**STATED TASK**. Repeat each record below exactly as given.

[Dataset excerpts]
* Begin *

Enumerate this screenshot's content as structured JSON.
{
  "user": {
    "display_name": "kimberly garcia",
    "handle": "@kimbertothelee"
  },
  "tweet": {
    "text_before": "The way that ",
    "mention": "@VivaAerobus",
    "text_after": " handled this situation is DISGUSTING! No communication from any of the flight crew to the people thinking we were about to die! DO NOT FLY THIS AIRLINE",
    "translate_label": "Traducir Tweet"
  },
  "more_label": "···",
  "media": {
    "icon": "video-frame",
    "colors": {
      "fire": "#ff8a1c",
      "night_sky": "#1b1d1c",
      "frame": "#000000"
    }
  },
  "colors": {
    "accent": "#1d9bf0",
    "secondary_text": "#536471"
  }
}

* End *

**REPLY**.
Enumerate this screenshot's content as structured JSON.
{
  "user": {
    "display_name": "kimberly garcia",
    "handle": "@kimbertothelee"
  },
  "tweet": {
    "text_before": "The way that ",
    "mention": "@VivaAerobus",
    "text_after": " handled this situation is DISGUSTING! No communication from any of the flight crew to the people thinking we were about to die! DO NOT FLY THIS AIRLINE",
    "translate_label": "Traducir Tweet"
  },
  "more_label": "···",
  "media": {
    "icon": "video-frame",
    "colors": {
      "fire": "#ff8a1c",
      "night_sky": "#1b1d1c",
      "frame": "#000000"
    }
  },
  "colors": {
    "accent": "#1d9bf0",
    "secondary_text": "#536471"
  }
}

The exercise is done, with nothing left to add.